Aim: Gather up every line from the entries below that uses the word "JSON".

Listed entries:
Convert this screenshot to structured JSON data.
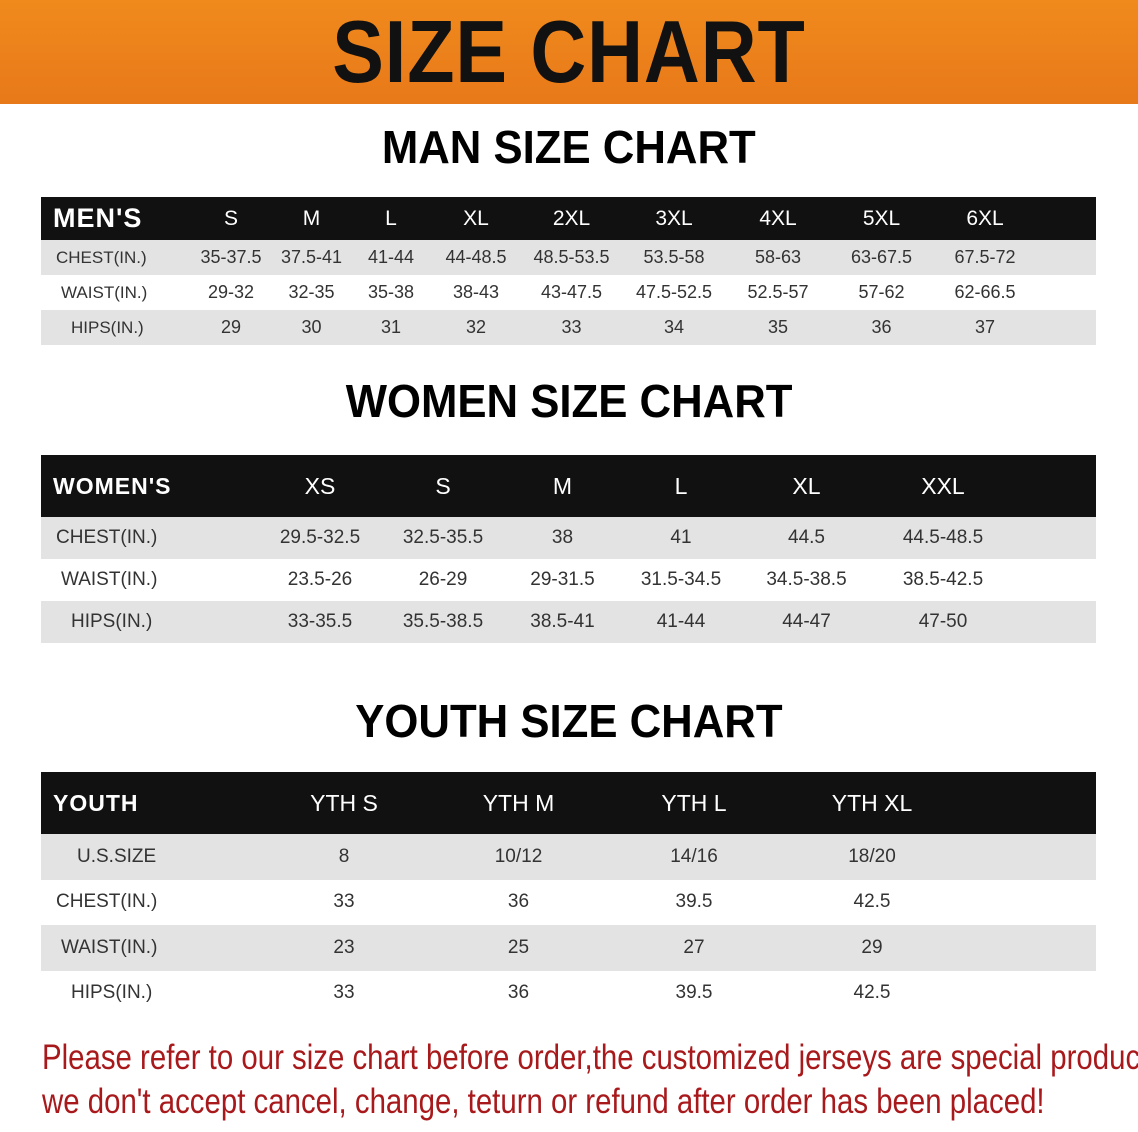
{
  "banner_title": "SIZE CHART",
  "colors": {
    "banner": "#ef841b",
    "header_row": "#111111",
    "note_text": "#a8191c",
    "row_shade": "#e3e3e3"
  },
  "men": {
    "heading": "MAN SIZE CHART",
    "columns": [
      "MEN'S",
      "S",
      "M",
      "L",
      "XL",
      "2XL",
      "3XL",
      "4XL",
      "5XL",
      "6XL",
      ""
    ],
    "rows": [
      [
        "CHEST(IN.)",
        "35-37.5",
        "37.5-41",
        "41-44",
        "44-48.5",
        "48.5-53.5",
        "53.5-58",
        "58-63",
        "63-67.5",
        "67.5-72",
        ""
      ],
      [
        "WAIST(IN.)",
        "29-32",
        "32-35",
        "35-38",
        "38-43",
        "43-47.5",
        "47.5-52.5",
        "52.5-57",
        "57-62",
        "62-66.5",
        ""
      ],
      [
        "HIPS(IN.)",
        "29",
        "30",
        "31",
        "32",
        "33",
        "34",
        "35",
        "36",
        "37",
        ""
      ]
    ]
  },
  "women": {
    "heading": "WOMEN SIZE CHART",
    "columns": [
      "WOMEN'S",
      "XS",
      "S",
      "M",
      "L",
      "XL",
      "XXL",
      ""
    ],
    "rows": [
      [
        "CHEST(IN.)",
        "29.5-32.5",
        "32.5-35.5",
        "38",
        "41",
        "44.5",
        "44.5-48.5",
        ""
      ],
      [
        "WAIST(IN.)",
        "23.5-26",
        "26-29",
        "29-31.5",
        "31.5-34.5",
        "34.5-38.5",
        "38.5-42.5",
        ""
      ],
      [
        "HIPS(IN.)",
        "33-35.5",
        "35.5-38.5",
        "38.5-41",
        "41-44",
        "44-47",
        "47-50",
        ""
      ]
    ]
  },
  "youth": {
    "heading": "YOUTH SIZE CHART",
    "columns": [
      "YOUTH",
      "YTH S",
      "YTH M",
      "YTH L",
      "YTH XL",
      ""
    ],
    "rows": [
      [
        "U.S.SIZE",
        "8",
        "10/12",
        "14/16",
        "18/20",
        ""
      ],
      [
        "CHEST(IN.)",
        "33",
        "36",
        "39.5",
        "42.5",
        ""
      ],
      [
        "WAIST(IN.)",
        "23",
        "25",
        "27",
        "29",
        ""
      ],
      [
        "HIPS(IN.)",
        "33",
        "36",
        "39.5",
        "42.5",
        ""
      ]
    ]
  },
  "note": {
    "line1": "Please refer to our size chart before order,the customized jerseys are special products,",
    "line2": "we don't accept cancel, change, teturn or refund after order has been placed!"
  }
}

==

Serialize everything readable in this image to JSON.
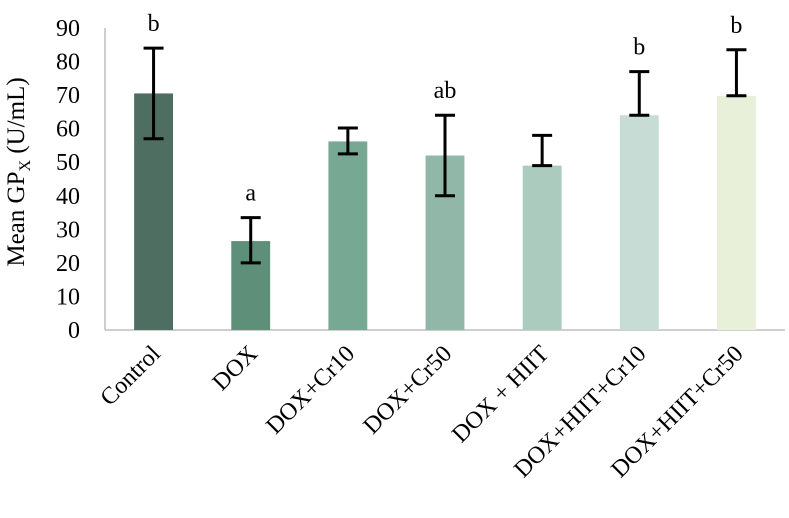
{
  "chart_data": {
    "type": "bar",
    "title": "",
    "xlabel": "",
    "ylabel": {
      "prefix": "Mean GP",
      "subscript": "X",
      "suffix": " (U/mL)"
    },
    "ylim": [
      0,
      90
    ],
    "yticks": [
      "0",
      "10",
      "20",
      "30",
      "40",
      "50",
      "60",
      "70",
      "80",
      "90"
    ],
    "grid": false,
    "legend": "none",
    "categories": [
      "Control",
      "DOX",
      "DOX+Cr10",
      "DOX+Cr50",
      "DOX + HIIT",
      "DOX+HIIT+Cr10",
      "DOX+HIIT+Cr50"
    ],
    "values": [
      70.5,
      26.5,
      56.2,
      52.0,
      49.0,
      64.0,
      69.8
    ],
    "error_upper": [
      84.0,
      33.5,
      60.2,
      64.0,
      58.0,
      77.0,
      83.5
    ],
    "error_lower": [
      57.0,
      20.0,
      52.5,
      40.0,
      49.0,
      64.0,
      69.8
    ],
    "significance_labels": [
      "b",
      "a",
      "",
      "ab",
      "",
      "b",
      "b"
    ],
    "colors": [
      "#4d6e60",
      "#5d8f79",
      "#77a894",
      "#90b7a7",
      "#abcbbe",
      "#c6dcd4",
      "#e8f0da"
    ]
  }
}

Output:
Convert this screenshot to structured JSON data.
Serialize everything readable in this image to JSON.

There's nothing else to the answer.